_Dataset records_.
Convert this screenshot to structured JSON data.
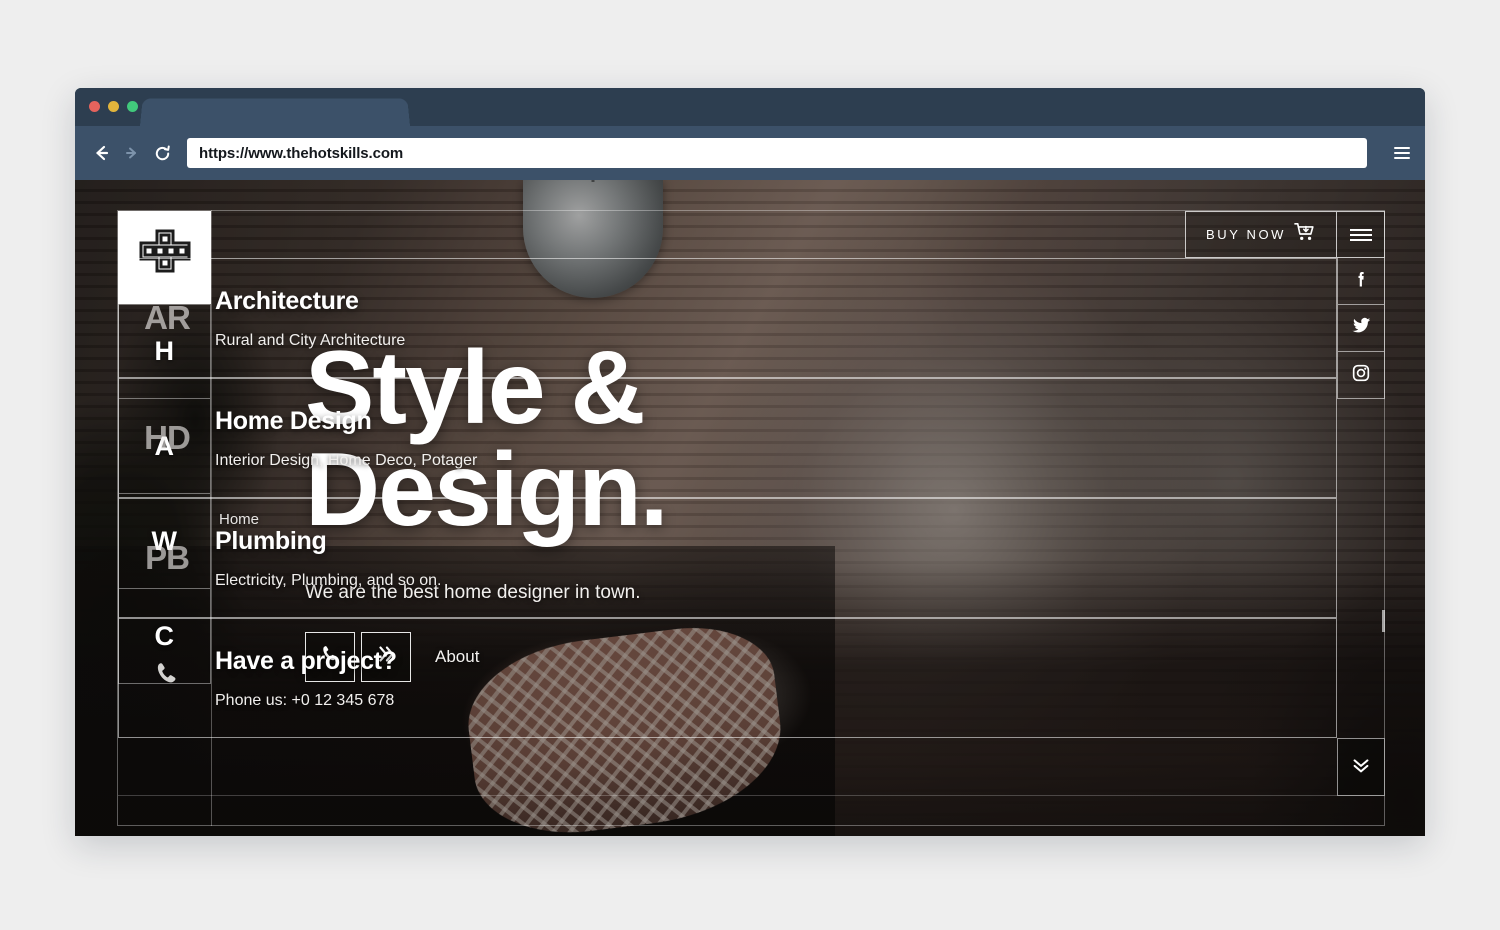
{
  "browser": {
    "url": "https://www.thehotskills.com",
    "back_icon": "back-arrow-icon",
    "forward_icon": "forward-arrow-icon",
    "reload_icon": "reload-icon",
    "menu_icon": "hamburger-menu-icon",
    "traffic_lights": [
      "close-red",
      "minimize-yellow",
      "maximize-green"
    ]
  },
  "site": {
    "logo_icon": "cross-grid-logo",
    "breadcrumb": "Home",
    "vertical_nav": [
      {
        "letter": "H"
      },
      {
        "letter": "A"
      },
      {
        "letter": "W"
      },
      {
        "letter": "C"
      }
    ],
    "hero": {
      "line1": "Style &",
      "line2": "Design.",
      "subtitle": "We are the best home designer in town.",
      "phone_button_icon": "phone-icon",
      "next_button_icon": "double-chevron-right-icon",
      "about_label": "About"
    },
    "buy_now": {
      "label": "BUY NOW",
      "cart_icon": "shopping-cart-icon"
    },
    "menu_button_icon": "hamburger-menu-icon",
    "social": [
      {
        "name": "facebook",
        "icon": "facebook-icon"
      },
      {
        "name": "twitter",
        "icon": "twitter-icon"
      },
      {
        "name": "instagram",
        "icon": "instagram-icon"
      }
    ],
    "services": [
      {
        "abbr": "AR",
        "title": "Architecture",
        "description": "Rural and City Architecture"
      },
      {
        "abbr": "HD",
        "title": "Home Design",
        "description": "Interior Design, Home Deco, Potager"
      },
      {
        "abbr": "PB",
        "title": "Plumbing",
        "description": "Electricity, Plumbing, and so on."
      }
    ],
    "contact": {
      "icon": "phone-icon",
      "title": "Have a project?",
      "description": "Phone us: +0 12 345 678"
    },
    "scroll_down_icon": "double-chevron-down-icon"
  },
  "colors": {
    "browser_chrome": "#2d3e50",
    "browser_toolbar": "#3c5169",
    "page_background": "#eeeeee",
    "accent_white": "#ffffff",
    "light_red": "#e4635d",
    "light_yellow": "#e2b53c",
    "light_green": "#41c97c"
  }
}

==

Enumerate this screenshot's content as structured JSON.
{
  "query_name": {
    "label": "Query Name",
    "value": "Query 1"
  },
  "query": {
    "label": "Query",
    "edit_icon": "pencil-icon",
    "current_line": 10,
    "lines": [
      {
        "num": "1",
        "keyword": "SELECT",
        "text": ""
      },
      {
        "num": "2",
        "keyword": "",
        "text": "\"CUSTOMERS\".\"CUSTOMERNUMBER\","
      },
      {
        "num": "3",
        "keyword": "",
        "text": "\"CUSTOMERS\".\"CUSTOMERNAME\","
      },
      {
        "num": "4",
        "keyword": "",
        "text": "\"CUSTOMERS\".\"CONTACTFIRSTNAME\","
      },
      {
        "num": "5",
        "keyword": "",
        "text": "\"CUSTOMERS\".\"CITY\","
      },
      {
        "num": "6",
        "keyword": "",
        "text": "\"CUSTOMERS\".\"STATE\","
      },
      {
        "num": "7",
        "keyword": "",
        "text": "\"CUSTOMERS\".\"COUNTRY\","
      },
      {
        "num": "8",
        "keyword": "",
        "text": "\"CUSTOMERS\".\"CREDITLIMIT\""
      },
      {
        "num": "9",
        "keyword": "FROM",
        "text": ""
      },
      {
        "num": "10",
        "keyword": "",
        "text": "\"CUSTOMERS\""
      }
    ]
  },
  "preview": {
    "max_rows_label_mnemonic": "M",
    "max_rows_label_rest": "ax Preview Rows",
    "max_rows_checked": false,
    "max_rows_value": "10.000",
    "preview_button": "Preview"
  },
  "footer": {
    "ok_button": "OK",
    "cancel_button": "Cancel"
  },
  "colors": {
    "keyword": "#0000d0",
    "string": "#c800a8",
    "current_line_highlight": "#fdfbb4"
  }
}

--

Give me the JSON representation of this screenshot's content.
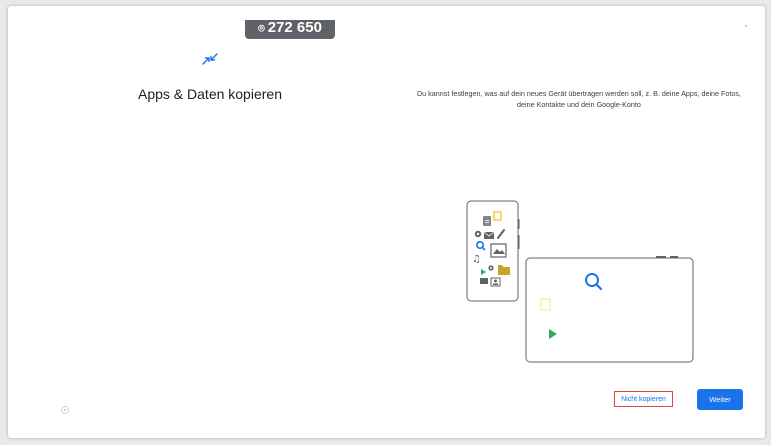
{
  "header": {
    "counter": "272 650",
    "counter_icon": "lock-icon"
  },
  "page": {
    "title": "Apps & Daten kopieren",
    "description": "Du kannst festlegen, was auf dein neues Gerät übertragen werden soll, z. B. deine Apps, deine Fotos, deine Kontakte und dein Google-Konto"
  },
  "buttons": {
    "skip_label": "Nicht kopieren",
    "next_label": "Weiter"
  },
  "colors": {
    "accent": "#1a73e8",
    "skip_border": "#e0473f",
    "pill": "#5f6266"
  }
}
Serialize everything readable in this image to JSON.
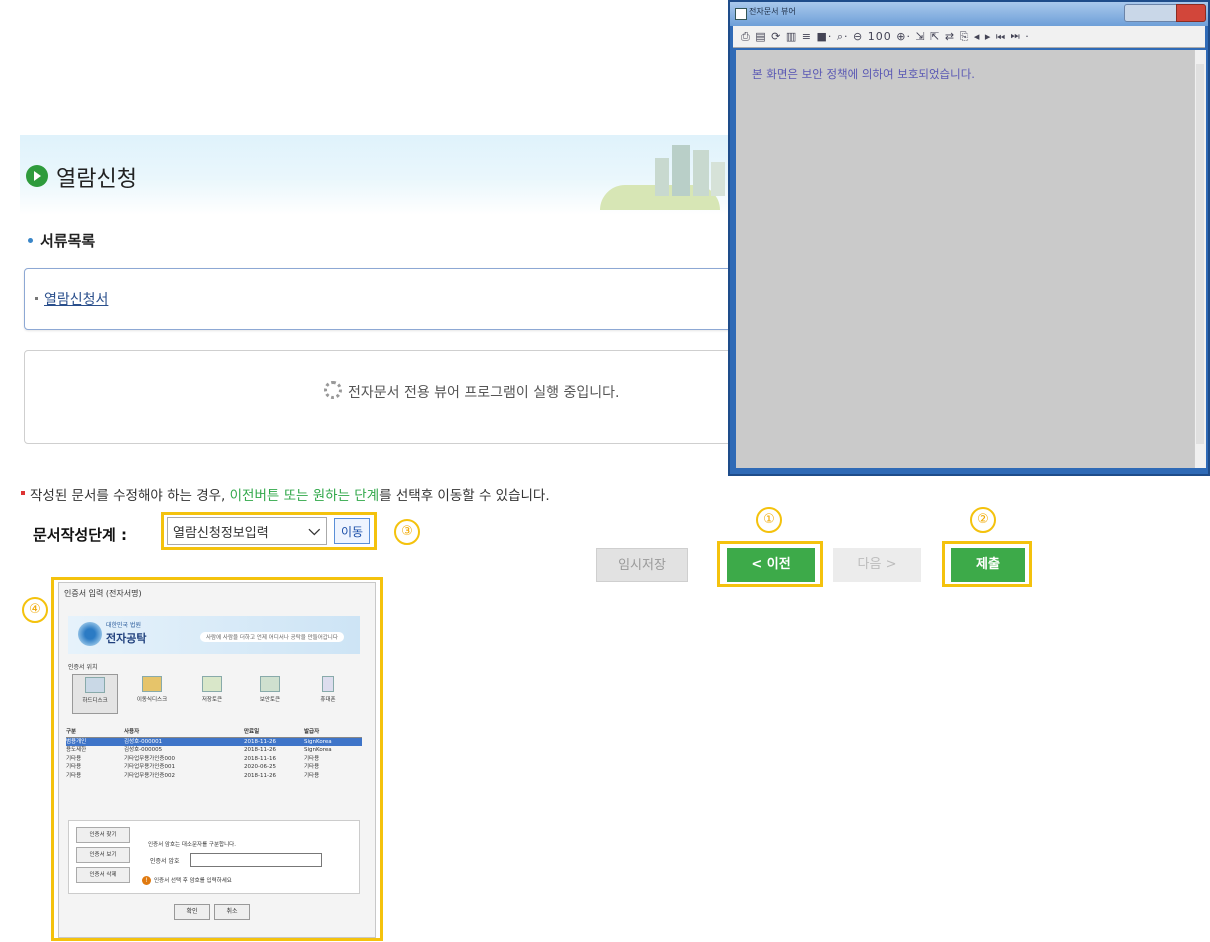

_Exercise_.
Begin with the line that contains "Give me the", end with the line that contains "Serialize everything readable", and set down every line in that range exactly as it stands, minus the pictures.

_Answer to the exercise_.
Give me the JSON representation of this screenshot's content.
{
  "header": {
    "counter": "272 650",
    "counter_icon": "lock-icon"
  },
  "page": {
    "title": "Apps & Daten kopieren",
    "description": "Du kannst festlegen, was auf dein neues Gerät übertragen werden soll, z. B. deine Apps, deine Fotos, deine Kontakte und dein Google-Konto"
  },
  "buttons": {
    "skip_label": "Nicht kopieren",
    "next_label": "Weiter"
  },
  "colors": {
    "accent": "#1a73e8",
    "skip_border": "#e0473f",
    "pill": "#5f6266"
  }
}
Serialize everything readable in this image to JSON.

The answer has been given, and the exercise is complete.